PASSAGE SHOWN:
■ ■ ■ ■ ■

Dustin Wilkes, a member of the Jackson County FFA Alumni and the Georgia
FFA Alumni will be on the hit TV show Nashville Star tonight.   Dustin is
from Jefferson, Georgia and is the son of Mr. Luther Wilkes who is on our
State FFA Alumni Council.  In the past Dustin has performed at the Georgia
FFA Convention and the National FFA Conventions and the National FFA
Alumni Convention.

We are very excited to announce that Dustin's talent has won him a place
on the Nashville Star, the country version of American Idol.   After
beating out over 20,000 other contestants in the preliminaries, Dustin is
now one of 10 finalists that will compete on the show. We would like the
extend our congratulations to Dustin and ask you all to show your support
by tuning in to watch.

The Nashville Star season 5 will premiere tonight, Thursday, January 11th
at 10 pm on the USA Network. After each episode you may vote for your
favorite singer performing in that episode, by telephone or online.
Please show your support for Dustin by calling in and casting your vote.

The following link will take you to the Nashville Star webpage to hear a
video clip of Dustin.

■ ■ ■ ■ ■

DATASET EXTRACT:

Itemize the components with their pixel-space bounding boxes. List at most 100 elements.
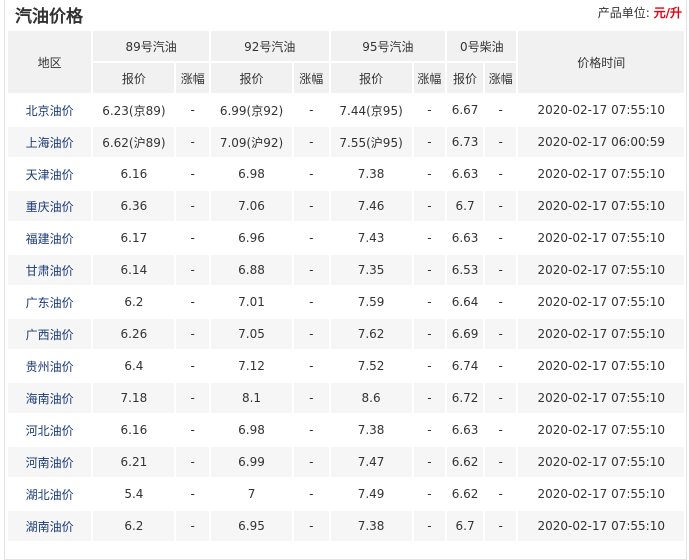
price-95: 7.49 [357, 487, 385, 501]
price-92: 7.05 [210, 319, 293, 349]
table-row: 上海油价 6.62(沪89) -7.09(沪92) -7.55(沪95) -6.73-2… [8, 127, 684, 157]
change-89: - [190, 423, 195, 437]
change-89: - [176, 127, 209, 157]
change-92: - [309, 487, 314, 501]
price-92: 7 [247, 487, 256, 501]
header-diesel-0: 0号柴油 [447, 31, 517, 61]
region-link[interactable]: 湖南油价 [8, 511, 92, 541]
change-92: - [309, 295, 314, 309]
price-time: 2020-02-17 07:55:10 [518, 511, 684, 541]
change-95: - [413, 191, 446, 221]
price-time: 2020-02-17 07:55:10 [537, 295, 665, 309]
change-95: - [427, 295, 432, 309]
change-diesel: - [498, 103, 503, 117]
table-row: 甘肃油价 6.14-6.88-7.35-6.53-2020-02-17 07:55… [8, 255, 684, 285]
change-95: - [413, 447, 446, 477]
change-95: - [413, 319, 446, 349]
price-time: 2020-02-17 06:00:59 [518, 127, 684, 157]
change-92: - [309, 231, 314, 245]
change-diesel: - [498, 359, 503, 373]
region-link[interactable]: 福建油价 [8, 223, 91, 253]
header-92: 92号汽油 [210, 31, 329, 61]
price-89: 6.4 [124, 359, 144, 373]
region-link[interactable]: 河南油价 [8, 447, 92, 477]
price-92: 7.09(沪92) [210, 127, 293, 157]
change-diesel: - [484, 319, 517, 349]
region-link[interactable]: 湖北油价 [8, 479, 91, 509]
region-link[interactable]: 北京油价 [8, 95, 91, 125]
change-89: - [176, 383, 209, 413]
region-link[interactable]: 广东油价 [8, 287, 91, 317]
unit-value: 元/升 [653, 6, 682, 20]
price-95: 7.35 [330, 255, 412, 285]
price-95: 7.38 [357, 167, 385, 181]
change-89: - [176, 255, 209, 285]
price-diesel: 6.64 [451, 295, 479, 309]
price-89: 6.62(沪89) [93, 127, 175, 157]
price-95: 7.46 [330, 191, 412, 221]
change-95: - [413, 383, 446, 413]
region-link[interactable]: 天津油价 [8, 159, 91, 189]
price-table: 地区 89号汽油 92号汽油 95号汽油 0号柴油 价格时间 报价 涨幅 报价 涨幅… [6, 29, 686, 543]
price-diesel: 6.7 [447, 191, 483, 221]
unit-label-text: 产品单位: [597, 6, 650, 20]
region-link[interactable]: 海南油价 [8, 383, 92, 413]
region-link[interactable]: 广西油价 [8, 319, 92, 349]
price-89: 6.21 [93, 447, 175, 477]
region-link[interactable]: 河北油价 [8, 415, 91, 445]
change-diesel: - [498, 295, 503, 309]
price-89: 7.18 [93, 383, 175, 413]
price-95: 7.38 [330, 511, 412, 541]
change-95: - [427, 103, 432, 117]
change-95: - [413, 255, 446, 285]
table-row: 北京油价 6.23(京89) - 6.99(京92) - 7.44(京95) - 6.67 - 2… [8, 95, 684, 125]
price-89: 6.16 [120, 423, 148, 437]
change-92: - [294, 319, 329, 349]
price-diesel: 6.63 [451, 167, 479, 181]
region-link[interactable]: 甘肃油价 [8, 255, 92, 285]
change-95: - [427, 167, 432, 181]
header-change: 涨幅 [176, 63, 209, 93]
change-89: - [176, 447, 209, 477]
price-95: 7.44(京95) [339, 103, 403, 118]
region-link[interactable]: 重庆油价 [8, 191, 92, 221]
header-price: 报价 [447, 63, 483, 93]
price-92: 6.88 [210, 255, 293, 285]
change-95: - [427, 423, 432, 437]
table-row: 福建油价 6.17 - 6.96 - 7.43 - 6.63 - 2020-02-17 07:55… [8, 223, 684, 253]
price-92: 6.96 [238, 231, 265, 245]
change-92: - [294, 447, 329, 477]
change-diesel: - [498, 487, 503, 501]
change-92: - [294, 191, 329, 221]
change-89: - [176, 511, 209, 541]
change-diesel: - [484, 447, 517, 477]
price-time: 2020-02-17 07:55:10 [518, 319, 684, 349]
price-time: 2020-02-17 07:55:10 [537, 103, 665, 117]
price-92: 6.99 [210, 447, 293, 477]
table-row: 海南油价 7.18-8.1-8.6-6.72-2020-02-17 07:55:1… [8, 383, 684, 413]
change-diesel: - [498, 423, 503, 437]
price-92: 6.99(京92) [219, 103, 284, 118]
change-diesel: - [484, 383, 517, 413]
change-89: - [190, 231, 195, 245]
price-time: 2020-02-17 07:55:10 [537, 423, 665, 437]
price-89: 6.16 [120, 167, 148, 181]
price-time: 2020-02-17 07:55:10 [518, 447, 684, 477]
table-row: 广东油价 6.2 - 7.01 - 7.59 - 6.64 - 2020-02-17 07:55:… [8, 287, 684, 317]
header-price: 报价 [330, 63, 412, 93]
region-link[interactable]: 贵州油价 [8, 351, 91, 381]
price-95: 7.62 [330, 319, 412, 349]
page-title: 汽油价格 [15, 7, 83, 27]
price-diesel: 6.53 [447, 255, 483, 285]
table-row: 湖南油价 6.2-6.95-7.38-6.7-2020-02-17 07:55:1… [8, 511, 684, 541]
change-92: - [309, 423, 314, 437]
price-89: 6.2 [93, 511, 175, 541]
region-link[interactable]: 上海油价 [8, 127, 92, 157]
price-95: 7.55(沪95) [330, 127, 412, 157]
price-diesel: 6.67 [451, 103, 479, 117]
table-row: 广西油价 6.26-7.05-7.62-6.69-2020-02-17 07:55… [8, 319, 684, 349]
change-92: - [294, 511, 329, 541]
change-95: - [427, 231, 432, 245]
table-row: 重庆油价 6.36-7.06-7.46-6.7-2020-02-17 07:55:… [8, 191, 684, 221]
table-row: 湖北油价 5.4 - 7 - 7.49 - 6.62 - 2020-02-17 07:55:10 [8, 479, 684, 509]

■ ■ ■ ■ ■

TASK INSTRUCTIONS:
A) In the announcement about Dustin Wilkes, repeat the text from "We are very" up to and including "in to watch.".
B) According to the announcement about Dustin Wilkes, how many contestants did Dustin beat in the preliminaries?
C) Turn the paragraph of the announcement about Dustin Wilkes that begins "The Nashville Star season 5 will premiere tonight" into a short list that keeps its main facts.
Rely only on the announcement about Dustin Wilkes.

SOLUTIONS:
A)
We are very excited to announce that Dustin's talent has won him a place
on the Nashville Star, the country version of American Idol.   After
beating out over 20,000 other contestants in the preliminaries, Dustin is
now one of 10 finalists that will compete on the show. We would like the
extend our congratulations to Dustin and ask you all to show your support
by tuning in to watch.

B) Over 20,000 other contestants.

C)
- Nashville Star season 5 premieres tonight, Thursday, January 11th, at 10 pm on the USA Network.
- After each episode, viewers may vote by telephone or online for their favorite singer from that episode.
- Readers are asked to support Dustin by calling in and voting.